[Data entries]

◆ ◆ ◆

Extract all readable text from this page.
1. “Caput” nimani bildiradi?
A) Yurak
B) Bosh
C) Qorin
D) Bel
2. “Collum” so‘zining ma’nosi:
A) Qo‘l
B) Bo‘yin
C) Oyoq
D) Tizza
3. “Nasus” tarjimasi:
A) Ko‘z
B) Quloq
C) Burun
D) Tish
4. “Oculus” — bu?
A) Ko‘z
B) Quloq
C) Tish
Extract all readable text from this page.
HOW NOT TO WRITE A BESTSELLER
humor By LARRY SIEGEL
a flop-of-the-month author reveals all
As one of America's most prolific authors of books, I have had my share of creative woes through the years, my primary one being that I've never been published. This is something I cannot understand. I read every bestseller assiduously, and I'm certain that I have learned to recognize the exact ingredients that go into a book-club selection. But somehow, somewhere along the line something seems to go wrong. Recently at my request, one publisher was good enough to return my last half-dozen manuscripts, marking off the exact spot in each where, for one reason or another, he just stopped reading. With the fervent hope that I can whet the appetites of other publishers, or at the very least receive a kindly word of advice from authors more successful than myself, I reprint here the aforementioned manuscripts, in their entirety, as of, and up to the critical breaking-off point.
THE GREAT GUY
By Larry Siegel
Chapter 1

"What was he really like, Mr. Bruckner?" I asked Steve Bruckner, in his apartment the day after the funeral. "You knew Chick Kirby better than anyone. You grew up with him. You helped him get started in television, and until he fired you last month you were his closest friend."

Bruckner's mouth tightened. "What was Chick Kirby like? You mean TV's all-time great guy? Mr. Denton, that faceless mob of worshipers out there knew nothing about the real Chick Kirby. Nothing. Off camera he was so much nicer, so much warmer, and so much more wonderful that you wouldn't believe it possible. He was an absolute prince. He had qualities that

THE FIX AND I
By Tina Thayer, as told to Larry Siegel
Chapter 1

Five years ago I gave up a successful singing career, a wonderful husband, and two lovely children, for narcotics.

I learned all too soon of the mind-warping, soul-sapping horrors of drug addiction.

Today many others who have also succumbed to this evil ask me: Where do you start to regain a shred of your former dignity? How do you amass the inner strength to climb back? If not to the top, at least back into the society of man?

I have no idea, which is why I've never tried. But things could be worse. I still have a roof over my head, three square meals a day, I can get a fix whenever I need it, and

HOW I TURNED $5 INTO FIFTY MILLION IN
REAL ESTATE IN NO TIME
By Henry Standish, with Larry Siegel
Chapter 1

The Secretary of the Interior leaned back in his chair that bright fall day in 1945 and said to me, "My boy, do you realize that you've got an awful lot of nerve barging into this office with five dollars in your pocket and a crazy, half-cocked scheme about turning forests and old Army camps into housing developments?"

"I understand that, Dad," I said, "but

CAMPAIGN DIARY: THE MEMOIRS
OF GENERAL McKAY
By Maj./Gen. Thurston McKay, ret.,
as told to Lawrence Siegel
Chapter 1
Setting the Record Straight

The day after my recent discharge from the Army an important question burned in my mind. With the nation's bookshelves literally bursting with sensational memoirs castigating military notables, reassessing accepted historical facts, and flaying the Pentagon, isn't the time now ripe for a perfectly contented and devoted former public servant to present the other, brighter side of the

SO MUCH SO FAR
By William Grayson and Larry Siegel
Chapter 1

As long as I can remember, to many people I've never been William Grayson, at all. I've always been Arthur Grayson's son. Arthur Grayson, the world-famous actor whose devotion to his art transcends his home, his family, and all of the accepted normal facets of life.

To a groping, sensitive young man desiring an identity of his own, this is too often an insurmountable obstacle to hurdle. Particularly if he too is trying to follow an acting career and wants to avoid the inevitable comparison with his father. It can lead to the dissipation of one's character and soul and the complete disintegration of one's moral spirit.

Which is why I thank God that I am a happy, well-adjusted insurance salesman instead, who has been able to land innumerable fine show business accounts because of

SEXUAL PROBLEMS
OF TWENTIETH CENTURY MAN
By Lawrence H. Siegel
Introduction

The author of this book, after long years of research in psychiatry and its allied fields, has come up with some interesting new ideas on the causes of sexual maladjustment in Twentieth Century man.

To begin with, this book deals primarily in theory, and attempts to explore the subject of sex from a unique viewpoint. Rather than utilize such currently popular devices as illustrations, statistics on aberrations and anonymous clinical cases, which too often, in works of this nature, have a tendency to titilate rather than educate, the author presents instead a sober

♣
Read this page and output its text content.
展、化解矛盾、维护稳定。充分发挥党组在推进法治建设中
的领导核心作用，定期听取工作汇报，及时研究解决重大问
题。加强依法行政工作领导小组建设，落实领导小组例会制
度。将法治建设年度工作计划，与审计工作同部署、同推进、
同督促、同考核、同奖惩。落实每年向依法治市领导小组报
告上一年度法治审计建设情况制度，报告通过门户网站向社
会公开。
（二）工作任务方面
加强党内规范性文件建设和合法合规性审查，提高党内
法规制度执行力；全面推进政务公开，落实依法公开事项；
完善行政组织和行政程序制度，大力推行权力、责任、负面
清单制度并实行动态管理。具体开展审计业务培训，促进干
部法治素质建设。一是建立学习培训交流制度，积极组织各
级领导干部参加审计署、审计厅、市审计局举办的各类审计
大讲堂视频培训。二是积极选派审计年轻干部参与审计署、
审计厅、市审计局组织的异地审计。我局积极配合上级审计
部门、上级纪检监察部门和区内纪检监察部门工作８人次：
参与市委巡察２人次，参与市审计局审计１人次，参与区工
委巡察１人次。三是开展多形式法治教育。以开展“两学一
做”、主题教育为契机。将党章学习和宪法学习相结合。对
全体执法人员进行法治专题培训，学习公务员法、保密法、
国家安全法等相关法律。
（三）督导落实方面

◆ ◆ ◆

THE REQUEST - Exact repetition is required for the lines from the one that contains "Read this page and output its text content." through the final line; leave out everything else.

WORKED SOLUTION -
Read this page and output its text content.
展、化解矛盾、维护稳定。充分发挥党组在推进法治建设中
的领导核心作用，定期听取工作汇报，及时研究解决重大问
题。加强依法行政工作领导小组建设，落实领导小组例会制
度。将法治建设年度工作计划，与审计工作同部署、同推进、
同督促、同考核、同奖惩。落实每年向依法治市领导小组报
告上一年度法治审计建设情况制度，报告通过门户网站向社
会公开。
（二）工作任务方面
加强党内规范性文件建设和合法合规性审查，提高党内
法规制度执行力；全面推进政务公开，落实依法公开事项；
完善行政组织和行政程序制度，大力推行权力、责任、负面
清单制度并实行动态管理。具体开展审计业务培训，促进干
部法治素质建设。一是建立学习培训交流制度，积极组织各
级领导干部参加审计署、审计厅、市审计局举办的各类审计
大讲堂视频培训。二是积极选派审计年轻干部参与审计署、
审计厅、市审计局组织的异地审计。我局积极配合上级审计
部门、上级纪检监察部门和区内纪检监察部门工作８人次：
参与市委巡察２人次，参与市审计局审计１人次，参与区工
委巡察１人次。三是开展多形式法治教育。以开展“两学一
做”、主题教育为契机。将党章学习和宪法学习相结合。对
全体执法人员进行法治专题培训，学习公务员法、保密法、
国家安全法等相关法律。
（三）督导落实方面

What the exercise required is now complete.